§ Set exercise
Return the listing below exactly, with the pictures dropped.

§ Source records
——

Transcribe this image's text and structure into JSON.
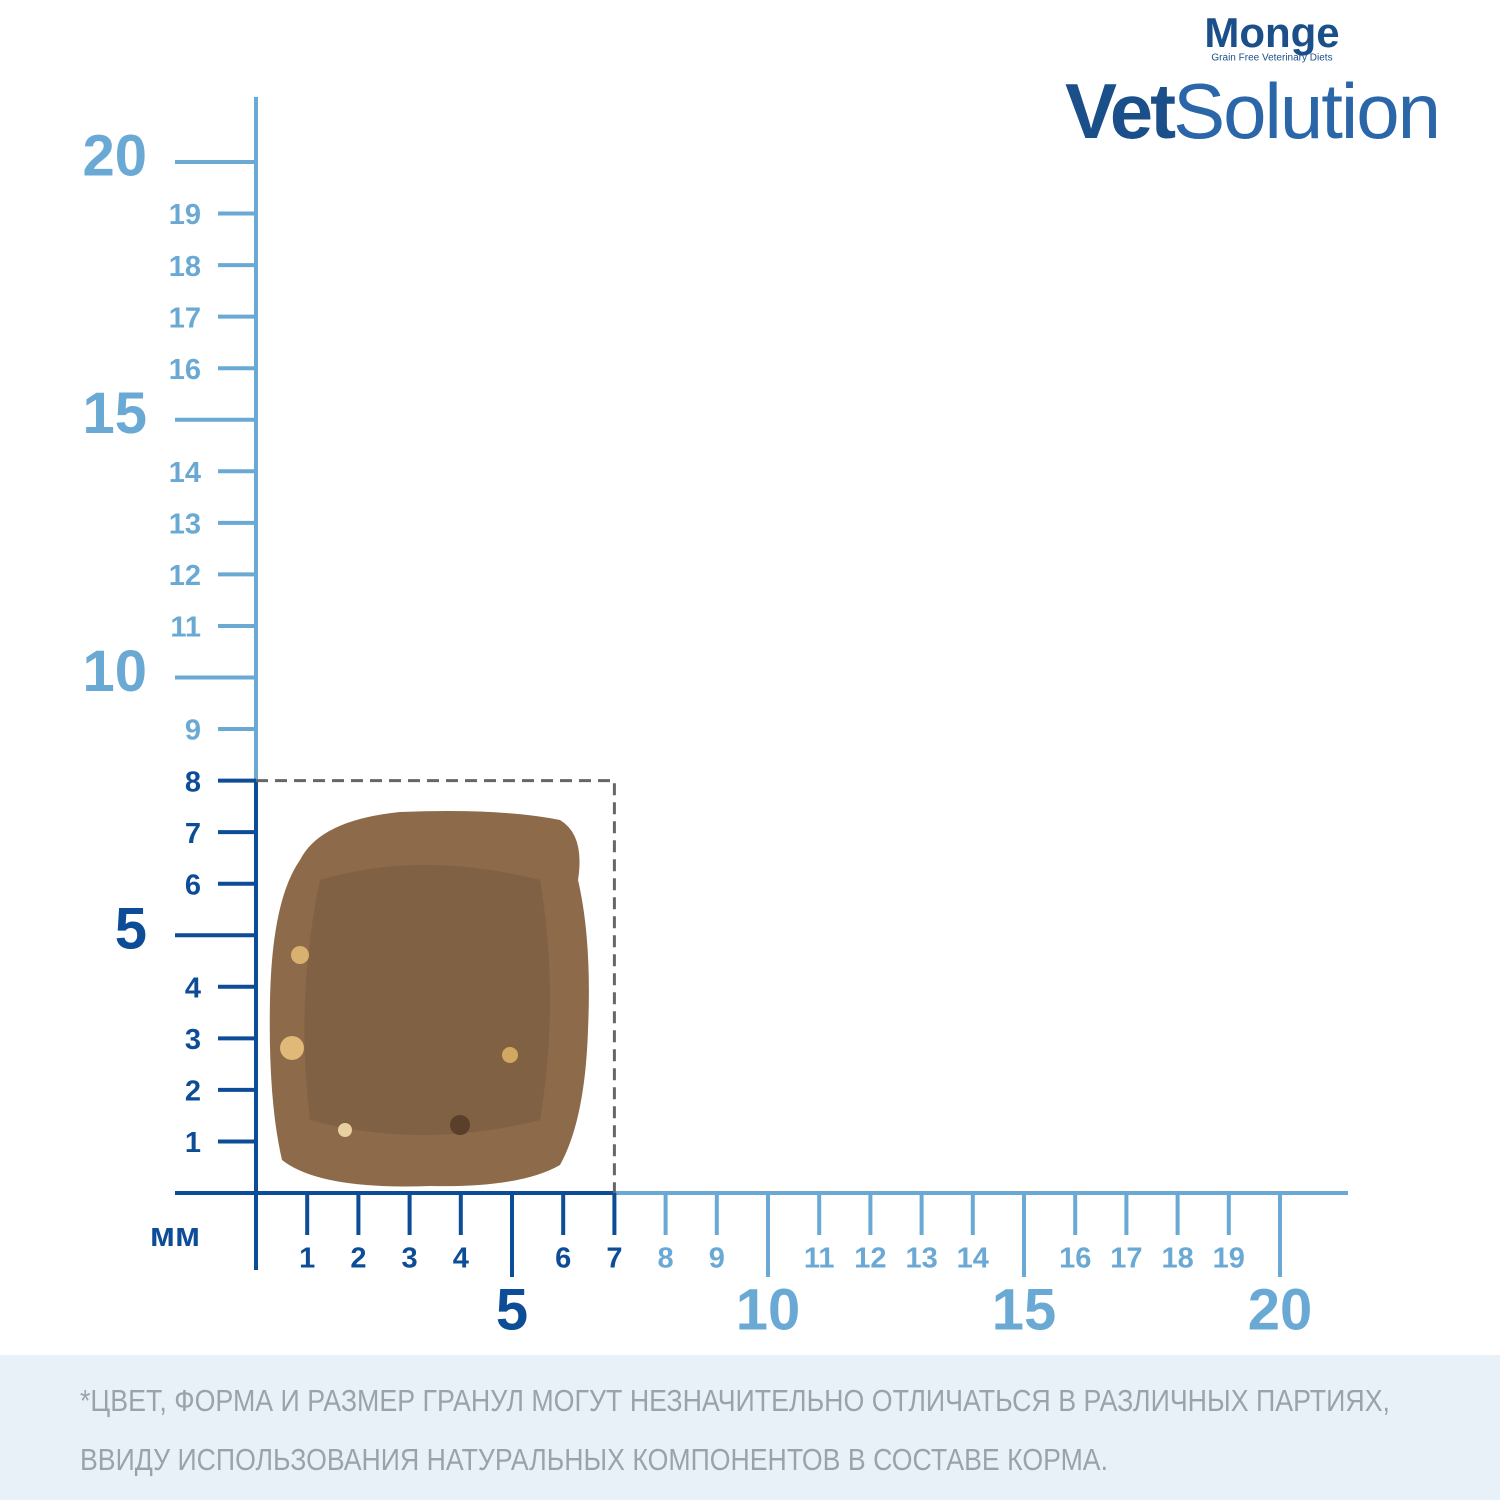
{
  "logo": {
    "brand": "Monge",
    "tagline": "Grain Free Veterinary Diets",
    "product_bold": "Vet",
    "product_light": "Solution"
  },
  "scale": {
    "unit": "мм",
    "xticks": [
      1,
      2,
      3,
      4,
      5,
      6,
      7,
      8,
      9,
      10,
      11,
      12,
      13,
      14,
      15,
      16,
      17,
      18,
      19,
      20
    ],
    "yticks": [
      1,
      2,
      3,
      4,
      5,
      6,
      7,
      8,
      9,
      10,
      11,
      12,
      13,
      14,
      15,
      16,
      17,
      18,
      19,
      20
    ]
  },
  "footnote": {
    "lines": [
      "*ЦВЕТ, ФОРМА И РАЗМЕР ГРАНУЛ МОГУТ НЕЗНАЧИТЕЛЬНО ОТЛИЧАТЬСЯ В РАЗЛИЧНЫХ ПАРТИЯХ,",
      "ВВИДУ ИСПОЛЬЗОВАНИЯ НАТУРАЛЬНЫХ КОМПОНЕНТОВ В СОСТАВЕ КОРМА."
    ]
  }
}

——

§ Solved exercise
Transcribe this image's text and structure into JSON.
{
  "logo": {
    "brand": "Monge",
    "tagline": "Grain Free Veterinary Diets",
    "product_bold": "Vet",
    "product_light": "Solution"
  },
  "scale": {
    "unit": "мм",
    "xticks": [
      1,
      2,
      3,
      4,
      5,
      6,
      7,
      8,
      9,
      10,
      11,
      12,
      13,
      14,
      15,
      16,
      17,
      18,
      19,
      20
    ],
    "yticks": [
      1,
      2,
      3,
      4,
      5,
      6,
      7,
      8,
      9,
      10,
      11,
      12,
      13,
      14,
      15,
      16,
      17,
      18,
      19,
      20
    ]
  },
  "footnote": {
    "lines": [
      "*ЦВЕТ, ФОРМА И РАЗМЕР ГРАНУЛ МОГУТ НЕЗНАЧИТЕЛЬНО ОТЛИЧАТЬСЯ В РАЗЛИЧНЫХ ПАРТИЯХ,",
      "ВВИДУ ИСПОЛЬЗОВАНИЯ НАТУРАЛЬНЫХ КОМПОНЕНТОВ В СОСТАВЕ КОРМА."
    ]
  }
}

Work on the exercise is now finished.